■ **STATED TASK**: Your task is to give the number of lines in the listing that include "title", and nothing else.

# START OF DATA EXTRACT

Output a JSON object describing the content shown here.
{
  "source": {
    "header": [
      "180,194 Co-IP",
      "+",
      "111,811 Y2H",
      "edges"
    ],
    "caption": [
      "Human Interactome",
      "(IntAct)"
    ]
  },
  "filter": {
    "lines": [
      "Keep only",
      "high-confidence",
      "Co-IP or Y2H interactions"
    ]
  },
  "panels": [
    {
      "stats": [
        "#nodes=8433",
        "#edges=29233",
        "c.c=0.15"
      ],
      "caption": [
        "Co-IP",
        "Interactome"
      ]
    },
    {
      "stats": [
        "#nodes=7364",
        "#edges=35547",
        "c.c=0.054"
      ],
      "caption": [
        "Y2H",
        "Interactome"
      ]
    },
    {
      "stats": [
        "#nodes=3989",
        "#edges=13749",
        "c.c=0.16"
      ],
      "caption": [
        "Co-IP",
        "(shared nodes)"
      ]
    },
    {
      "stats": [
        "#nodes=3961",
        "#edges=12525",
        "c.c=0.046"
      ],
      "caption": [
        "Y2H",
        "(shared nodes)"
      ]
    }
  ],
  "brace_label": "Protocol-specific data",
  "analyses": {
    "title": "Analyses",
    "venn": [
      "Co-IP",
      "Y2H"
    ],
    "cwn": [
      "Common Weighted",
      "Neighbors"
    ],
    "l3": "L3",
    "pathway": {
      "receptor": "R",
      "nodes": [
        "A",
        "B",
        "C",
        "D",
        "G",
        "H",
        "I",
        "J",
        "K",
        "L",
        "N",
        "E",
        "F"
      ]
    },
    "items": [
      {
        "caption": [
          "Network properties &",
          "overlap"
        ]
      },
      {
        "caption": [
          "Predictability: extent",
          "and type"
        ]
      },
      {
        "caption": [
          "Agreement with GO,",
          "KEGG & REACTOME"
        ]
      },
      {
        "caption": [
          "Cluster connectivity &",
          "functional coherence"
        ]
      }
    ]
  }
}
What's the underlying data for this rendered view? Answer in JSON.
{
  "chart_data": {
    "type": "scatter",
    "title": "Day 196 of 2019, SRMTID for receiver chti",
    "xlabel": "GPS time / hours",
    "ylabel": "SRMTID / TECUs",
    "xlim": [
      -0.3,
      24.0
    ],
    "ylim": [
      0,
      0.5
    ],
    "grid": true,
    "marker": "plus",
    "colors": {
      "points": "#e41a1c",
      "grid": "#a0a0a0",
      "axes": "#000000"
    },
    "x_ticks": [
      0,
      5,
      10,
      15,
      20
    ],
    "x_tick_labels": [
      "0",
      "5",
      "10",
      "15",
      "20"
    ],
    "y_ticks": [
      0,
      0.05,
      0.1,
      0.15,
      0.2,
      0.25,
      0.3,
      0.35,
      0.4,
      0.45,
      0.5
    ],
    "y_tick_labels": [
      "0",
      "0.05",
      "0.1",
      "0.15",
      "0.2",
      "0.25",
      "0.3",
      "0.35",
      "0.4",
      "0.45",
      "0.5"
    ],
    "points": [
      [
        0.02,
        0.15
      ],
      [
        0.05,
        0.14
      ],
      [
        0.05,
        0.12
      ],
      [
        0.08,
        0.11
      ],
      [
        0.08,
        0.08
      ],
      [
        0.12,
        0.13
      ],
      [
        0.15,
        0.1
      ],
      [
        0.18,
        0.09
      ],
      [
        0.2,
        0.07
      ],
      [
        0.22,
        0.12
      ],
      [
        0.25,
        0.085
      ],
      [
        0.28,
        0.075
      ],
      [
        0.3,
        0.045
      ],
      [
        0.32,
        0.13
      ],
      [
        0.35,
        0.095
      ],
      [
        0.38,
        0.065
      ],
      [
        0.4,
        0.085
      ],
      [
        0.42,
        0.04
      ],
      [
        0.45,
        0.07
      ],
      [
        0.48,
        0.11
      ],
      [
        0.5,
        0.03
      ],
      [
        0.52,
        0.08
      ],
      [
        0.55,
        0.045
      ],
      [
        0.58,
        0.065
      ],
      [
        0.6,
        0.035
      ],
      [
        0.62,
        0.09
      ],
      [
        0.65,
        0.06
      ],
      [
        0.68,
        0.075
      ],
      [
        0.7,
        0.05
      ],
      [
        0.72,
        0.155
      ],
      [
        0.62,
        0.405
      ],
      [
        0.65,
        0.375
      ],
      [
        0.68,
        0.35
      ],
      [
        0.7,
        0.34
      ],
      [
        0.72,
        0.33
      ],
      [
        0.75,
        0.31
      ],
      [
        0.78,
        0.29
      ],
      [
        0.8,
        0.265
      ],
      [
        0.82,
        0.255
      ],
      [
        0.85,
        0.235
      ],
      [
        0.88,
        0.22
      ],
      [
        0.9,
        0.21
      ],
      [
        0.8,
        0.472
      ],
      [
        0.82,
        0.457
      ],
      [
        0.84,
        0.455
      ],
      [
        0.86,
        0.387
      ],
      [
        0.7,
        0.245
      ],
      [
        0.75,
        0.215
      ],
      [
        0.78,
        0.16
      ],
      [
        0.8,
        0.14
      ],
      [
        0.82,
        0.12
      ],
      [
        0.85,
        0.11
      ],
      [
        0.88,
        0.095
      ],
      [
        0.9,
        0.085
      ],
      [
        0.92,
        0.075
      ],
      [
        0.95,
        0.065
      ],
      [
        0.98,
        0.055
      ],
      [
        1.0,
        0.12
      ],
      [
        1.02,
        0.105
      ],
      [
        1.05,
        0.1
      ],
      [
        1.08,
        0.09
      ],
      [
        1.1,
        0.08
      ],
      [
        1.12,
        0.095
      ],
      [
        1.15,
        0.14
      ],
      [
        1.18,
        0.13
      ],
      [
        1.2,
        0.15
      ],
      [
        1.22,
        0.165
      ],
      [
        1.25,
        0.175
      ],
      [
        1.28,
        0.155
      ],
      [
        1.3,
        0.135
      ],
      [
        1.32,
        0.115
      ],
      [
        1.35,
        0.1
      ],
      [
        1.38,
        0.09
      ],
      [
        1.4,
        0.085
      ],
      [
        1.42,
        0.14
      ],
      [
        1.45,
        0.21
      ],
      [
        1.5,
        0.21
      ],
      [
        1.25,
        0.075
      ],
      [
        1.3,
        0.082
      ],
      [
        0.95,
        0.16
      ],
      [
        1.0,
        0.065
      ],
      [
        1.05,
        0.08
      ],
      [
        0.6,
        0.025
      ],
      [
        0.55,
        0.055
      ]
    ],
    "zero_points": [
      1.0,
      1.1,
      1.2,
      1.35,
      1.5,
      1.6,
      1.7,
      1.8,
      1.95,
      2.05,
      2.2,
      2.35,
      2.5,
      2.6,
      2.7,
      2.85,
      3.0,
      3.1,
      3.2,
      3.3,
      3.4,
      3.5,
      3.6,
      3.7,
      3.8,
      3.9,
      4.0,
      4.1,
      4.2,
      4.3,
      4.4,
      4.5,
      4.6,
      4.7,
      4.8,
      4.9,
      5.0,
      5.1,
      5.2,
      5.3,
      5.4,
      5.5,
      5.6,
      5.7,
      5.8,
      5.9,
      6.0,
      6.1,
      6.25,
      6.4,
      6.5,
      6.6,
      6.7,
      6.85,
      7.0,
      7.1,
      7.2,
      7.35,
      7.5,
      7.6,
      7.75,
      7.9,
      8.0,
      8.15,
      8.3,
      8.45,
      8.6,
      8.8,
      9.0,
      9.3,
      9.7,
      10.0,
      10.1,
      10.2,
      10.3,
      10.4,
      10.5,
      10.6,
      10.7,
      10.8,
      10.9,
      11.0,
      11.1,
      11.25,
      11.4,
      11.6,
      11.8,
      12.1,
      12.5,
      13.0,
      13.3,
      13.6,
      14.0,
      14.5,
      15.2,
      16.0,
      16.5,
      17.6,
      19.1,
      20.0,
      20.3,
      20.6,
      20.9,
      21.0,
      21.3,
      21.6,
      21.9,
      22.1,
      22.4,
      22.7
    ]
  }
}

# END OF DATA EXTRACT

■ **ANSWER FOR THE TASK**: 2